* [PROMPT]:
Return each entry exactly, with none missing.

* [GIVEN DATA]:

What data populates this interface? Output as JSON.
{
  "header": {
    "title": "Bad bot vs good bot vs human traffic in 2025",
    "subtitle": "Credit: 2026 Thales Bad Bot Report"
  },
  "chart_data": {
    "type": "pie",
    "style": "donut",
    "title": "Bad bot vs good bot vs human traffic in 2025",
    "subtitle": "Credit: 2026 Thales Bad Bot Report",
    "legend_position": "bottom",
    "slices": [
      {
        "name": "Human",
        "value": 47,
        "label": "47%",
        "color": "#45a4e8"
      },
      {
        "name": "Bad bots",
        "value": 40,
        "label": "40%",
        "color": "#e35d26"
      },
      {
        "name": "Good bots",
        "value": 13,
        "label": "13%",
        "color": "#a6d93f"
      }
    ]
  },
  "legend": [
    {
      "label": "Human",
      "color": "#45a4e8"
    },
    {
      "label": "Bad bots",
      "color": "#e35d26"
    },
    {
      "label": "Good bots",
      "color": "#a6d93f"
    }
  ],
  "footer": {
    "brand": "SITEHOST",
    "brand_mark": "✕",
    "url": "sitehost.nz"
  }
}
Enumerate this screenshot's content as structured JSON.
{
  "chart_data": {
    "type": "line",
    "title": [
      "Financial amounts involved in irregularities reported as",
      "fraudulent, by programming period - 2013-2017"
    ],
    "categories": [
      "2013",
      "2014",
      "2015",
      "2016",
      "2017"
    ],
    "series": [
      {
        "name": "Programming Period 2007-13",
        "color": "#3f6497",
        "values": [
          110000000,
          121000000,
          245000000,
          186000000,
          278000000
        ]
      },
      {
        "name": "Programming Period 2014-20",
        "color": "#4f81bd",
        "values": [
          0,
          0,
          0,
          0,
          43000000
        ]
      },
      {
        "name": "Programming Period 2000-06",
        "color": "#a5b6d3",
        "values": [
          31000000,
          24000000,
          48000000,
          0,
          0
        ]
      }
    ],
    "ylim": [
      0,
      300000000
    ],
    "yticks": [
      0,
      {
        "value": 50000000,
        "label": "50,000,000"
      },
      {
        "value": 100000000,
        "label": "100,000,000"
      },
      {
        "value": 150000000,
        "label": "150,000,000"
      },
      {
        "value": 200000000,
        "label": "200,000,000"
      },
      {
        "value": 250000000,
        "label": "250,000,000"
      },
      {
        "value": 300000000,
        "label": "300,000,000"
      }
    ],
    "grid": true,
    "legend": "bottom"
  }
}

* [COMPLETED TASK]:
What data populates this interface? Output as JSON.
{
  "header": {
    "title": "Bad bot vs good bot vs human traffic in 2025",
    "subtitle": "Credit: 2026 Thales Bad Bot Report"
  },
  "chart_data": {
    "type": "pie",
    "style": "donut",
    "title": "Bad bot vs good bot vs human traffic in 2025",
    "subtitle": "Credit: 2026 Thales Bad Bot Report",
    "legend_position": "bottom",
    "slices": [
      {
        "name": "Human",
        "value": 47,
        "label": "47%",
        "color": "#45a4e8"
      },
      {
        "name": "Bad bots",
        "value": 40,
        "label": "40%",
        "color": "#e35d26"
      },
      {
        "name": "Good bots",
        "value": 13,
        "label": "13%",
        "color": "#a6d93f"
      }
    ]
  },
  "legend": [
    {
      "label": "Human",
      "color": "#45a4e8"
    },
    {
      "label": "Bad bots",
      "color": "#e35d26"
    },
    {
      "label": "Good bots",
      "color": "#a6d93f"
    }
  ],
  "footer": {
    "brand": "SITEHOST",
    "brand_mark": "✕",
    "url": "sitehost.nz"
  }
}
Enumerate this screenshot's content as structured JSON.
{
  "chart_data": {
    "type": "line",
    "title": [
      "Financial amounts involved in irregularities reported as",
      "fraudulent, by programming period - 2013-2017"
    ],
    "categories": [
      "2013",
      "2014",
      "2015",
      "2016",
      "2017"
    ],
    "series": [
      {
        "name": "Programming Period 2007-13",
        "color": "#3f6497",
        "values": [
          110000000,
          121000000,
          245000000,
          186000000,
          278000000
        ]
      },
      {
        "name": "Programming Period 2014-20",
        "color": "#4f81bd",
        "values": [
          0,
          0,
          0,
          0,
          43000000
        ]
      },
      {
        "name": "Programming Period 2000-06",
        "color": "#a5b6d3",
        "values": [
          31000000,
          24000000,
          48000000,
          0,
          0
        ]
      }
    ],
    "ylim": [
      0,
      300000000
    ],
    "yticks": [
      0,
      {
        "value": 50000000,
        "label": "50,000,000"
      },
      {
        "value": 100000000,
        "label": "100,000,000"
      },
      {
        "value": 150000000,
        "label": "150,000,000"
      },
      {
        "value": 200000000,
        "label": "200,000,000"
      },
      {
        "value": 250000000,
        "label": "250,000,000"
      },
      {
        "value": 300000000,
        "label": "300,000,000"
      }
    ],
    "grid": true,
    "legend": "bottom"
  }
}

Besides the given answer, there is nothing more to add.